[Dataset items]
******************************

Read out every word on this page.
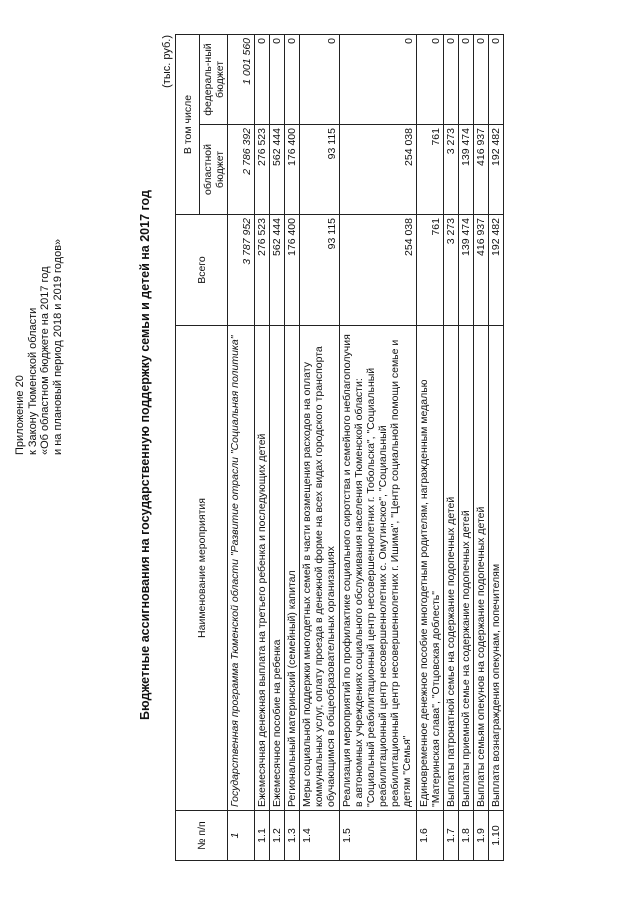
Приложение 20 к Закону Тюменской области «Об областном бюджете на 2017 год и на плановый период 2018 и 2019 годов»	Бюджетные ассигнования на государственную поддержку семьи и детей на 2017 год
(тыс. руб.)
№ п/п	Наименование мероприятия	Всего	В том числе	
			областной бюджет	федераль-ный бюджет
1	Государственная программа Тюменской области "Развитие отрасли "Социальная политика"	3 787 952	2 786 392	1 001 560
1.1	Ежемесячная денежная выплата на третьего ребенка и последующих детей	276 523	276 523	0
1.2	Ежемесячное пособие на ребенка	562 444	562 444	0
1.3	Региональный материнский (семейный) капитал	176 400	176 400	0
1.4	Меры социальной поддержки многодетных семей в части возмещения расходов на оплату коммунальных услуг, оплату проезда в денежной форме на всех видах городского транспорта обучающимся в общеобразовательных организациях	93 115	93 115	0
1.5	Реализация мероприятий по профилактике социального сиротства и семейного неблагополучия в автономных учреждениях социального обслуживания населения Тюменской области: "Социальный реабилитационный центр несовершеннолетних г. Тобольска", "Социальный реабилитационный центр несовершеннолетних с. Омутинское", "Социальный реабилитационный центр несовершеннолетних г. Ишима", "Центр социальной помощи семье и детям "Семья"	254 038	254 038	0
1.6	Единовременное денежное пособие многодетным родителям, награжденным медалью "Материнская слава", "Отцовская доблесть"	761	761	0
1.7	Выплаты патронатной семье на содержание подопечных детей	3 273	3 273	0
1.8	Выплаты приемной семье на содержание подопечных детей	139 474	139 474	0
1.9	Выплаты семьям опекунов на содержание подопечных детей	416 937	416 937	0
1.10	Выплата вознаграждения опекунам, попечителям	192 482	192 482	0
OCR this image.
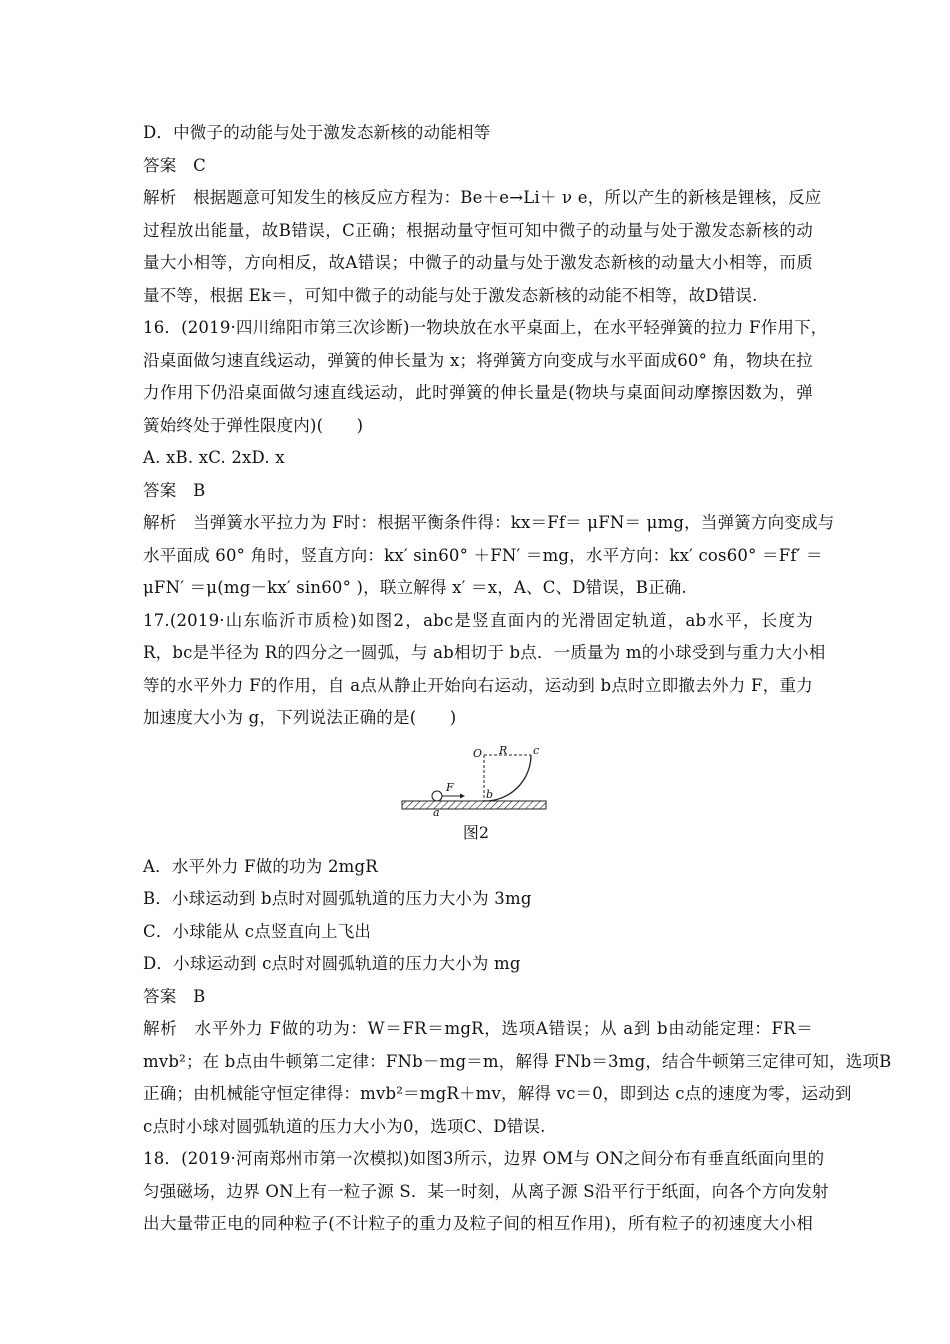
D．中微子的动能与处于激发态新核的动能相等
答案　C
解析　根据题意可知发生的核反应方程为：Be＋e→Li＋ ν e，所以产生的新核是锂核，反应
过程放出能量，故B错误，C正确；根据动量守恒可知中微子的动量与处于激发态新核的动
量大小相等，方向相反，故A错误；中微子的动量与处于激发态新核的动量大小相等，而质
量不等，根据 Ek＝，可知中微子的动能与处于激发态新核的动能不相等，故D错误.
16．(2019·四川绵阳市第三次诊断)一物块放在水平桌面上，在水平轻弹簧的拉力 F作用下，
沿桌面做匀速直线运动，弹簧的伸长量为 x；将弹簧方向变成与水平面成60° 角，物块在拉
力作用下仍沿桌面做匀速直线运动，此时弹簧的伸长量是(物块与桌面间动摩擦因数为，弹
簧始终处于弹性限度内)(　　)
A. xB. xC. 2xD. x
答案　B
解析　当弹簧水平拉力为 F时：根据平衡条件得：kx＝Ff＝ μFN＝ μmg，当弹簧方向变成与
水平面成 60° 角时，竖直方向：kx′ sin60° ＋FN′ ＝mg，水平方向：kx′ cos60° ＝Ff′ ＝
μFN′ ＝μ(mg－kx′ sin60° )，联立解得 x′ ＝x，A、C、D错误，B正确.
17.(2019·山东临沂市质检)如图2，abc是竖直面内的光滑固定轨道，ab水平，长度为
R，bc是半径为 R的四分之一圆弧，与 ab相切于 b点．一质量为 m的小球受到与重力大小相
等的水平外力 F的作用，自 a点从静止开始向右运动，运动到 b点时立即撤去外力 F，重力
加速度大小为 g，下列说法正确的是(　　)
O R c
F
b
a
图2
A．水平外力 F做的功为 2mgR
B．小球运动到 b点时对圆弧轨道的压力大小为 3mg
C．小球能从 c点竖直向上飞出
D．小球运动到 c点时对圆弧轨道的压力大小为 mg
答案　B
解析　水平外力 F做的功为：W＝FR＝mgR，选项A错误；从 a到 b由动能定理：FR＝
mvb²；在 b点由牛顿第二定律：FNb－mg＝m，解得 FNb＝3mg，结合牛顿第三定律可知，选项B
正确；由机械能守恒定律得：mvb²＝mgR＋mv，解得 vc＝0，即到达 c点的速度为零，运动到
c点时小球对圆弧轨道的压力大小为0，选项C、D错误.
18．(2019·河南郑州市第一次模拟)如图3所示，边界 OM与 ON之间分布有垂直纸面向里的
匀强磁场，边界 ON上有一粒子源 S．某一时刻，从离子源 S沿平行于纸面，向各个方向发射
出大量带正电的同种粒子(不计粒子的重力及粒子间的相互作用)，所有粒子的初速度大小相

******************************

Written instruction: Reproduce the material in full, word for word, and omit the pictures.

Complete response:
Read out every word on this page.
Приложение 20 к Закону Тюменской области «Об областном бюджете на 2017 год и на плановый период 2018 и 2019 годов»	Бюджетные ассигнования на государственную поддержку семьи и детей на 2017 год
(тыс. руб.)
№ п/п	Наименование мероприятия	Всего	В том числе	
			областной бюджет	федераль-ный бюджет
1	Государственная программа Тюменской области "Развитие отрасли "Социальная политика"	3 787 952	2 786 392	1 001 560
1.1	Ежемесячная денежная выплата на третьего ребенка и последующих детей	276 523	276 523	0
1.2	Ежемесячное пособие на ребенка	562 444	562 444	0
1.3	Региональный материнский (семейный) капитал	176 400	176 400	0
1.4	Меры социальной поддержки многодетных семей в части возмещения расходов на оплату коммунальных услуг, оплату проезда в денежной форме на всех видах городского транспорта обучающимся в общеобразовательных организациях	93 115	93 115	0
1.5	Реализация мероприятий по профилактике социального сиротства и семейного неблагополучия в автономных учреждениях социального обслуживания населения Тюменской области: "Социальный реабилитационный центр несовершеннолетних г. Тобольска", "Социальный реабилитационный центр несовершеннолетних с. Омутинское", "Социальный реабилитационный центр несовершеннолетних г. Ишима", "Центр социальной помощи семье и детям "Семья"	254 038	254 038	0
1.6	Единовременное денежное пособие многодетным родителям, награжденным медалью "Материнская слава", "Отцовская доблесть"	761	761	0
1.7	Выплаты патронатной семье на содержание подопечных детей	3 273	3 273	0
1.8	Выплаты приемной семье на содержание подопечных детей	139 474	139 474	0
1.9	Выплаты семьям опекунов на содержание подопечных детей	416 937	416 937	0
1.10	Выплата вознаграждения опекунам, попечителям	192 482	192 482	0
OCR this image.
D．中微子的动能与处于激发态新核的动能相等
答案　C
解析　根据题意可知发生的核反应方程为：Be＋e→Li＋ ν e，所以产生的新核是锂核，反应
过程放出能量，故B错误，C正确；根据动量守恒可知中微子的动量与处于激发态新核的动
量大小相等，方向相反，故A错误；中微子的动量与处于激发态新核的动量大小相等，而质
量不等，根据 Ek＝，可知中微子的动能与处于激发态新核的动能不相等，故D错误.
16．(2019·四川绵阳市第三次诊断)一物块放在水平桌面上，在水平轻弹簧的拉力 F作用下，
沿桌面做匀速直线运动，弹簧的伸长量为 x；将弹簧方向变成与水平面成60° 角，物块在拉
力作用下仍沿桌面做匀速直线运动，此时弹簧的伸长量是(物块与桌面间动摩擦因数为，弹
簧始终处于弹性限度内)(　　)
A. xB. xC. 2xD. x
答案　B
解析　当弹簧水平拉力为 F时：根据平衡条件得：kx＝Ff＝ μFN＝ μmg，当弹簧方向变成与
水平面成 60° 角时，竖直方向：kx′ sin60° ＋FN′ ＝mg，水平方向：kx′ cos60° ＝Ff′ ＝
μFN′ ＝μ(mg－kx′ sin60° )，联立解得 x′ ＝x，A、C、D错误，B正确.
17.(2019·山东临沂市质检)如图2，abc是竖直面内的光滑固定轨道，ab水平，长度为
R，bc是半径为 R的四分之一圆弧，与 ab相切于 b点．一质量为 m的小球受到与重力大小相
等的水平外力 F的作用，自 a点从静止开始向右运动，运动到 b点时立即撤去外力 F，重力
加速度大小为 g，下列说法正确的是(　　)
O R c
F
b
a
图2
A．水平外力 F做的功为 2mgR
B．小球运动到 b点时对圆弧轨道的压力大小为 3mg
C．小球能从 c点竖直向上飞出
D．小球运动到 c点时对圆弧轨道的压力大小为 mg
答案　B
解析　水平外力 F做的功为：W＝FR＝mgR，选项A错误；从 a到 b由动能定理：FR＝
mvb²；在 b点由牛顿第二定律：FNb－mg＝m，解得 FNb＝3mg，结合牛顿第三定律可知，选项B
正确；由机械能守恒定律得：mvb²＝mgR＋mv，解得 vc＝0，即到达 c点的速度为零，运动到
c点时小球对圆弧轨道的压力大小为0，选项C、D错误.
18．(2019·河南郑州市第一次模拟)如图3所示，边界 OM与 ON之间分布有垂直纸面向里的
匀强磁场，边界 ON上有一粒子源 S．某一时刻，从离子源 S沿平行于纸面，向各个方向发射
出大量带正电的同种粒子(不计粒子的重力及粒子间的相互作用)，所有粒子的初速度大小相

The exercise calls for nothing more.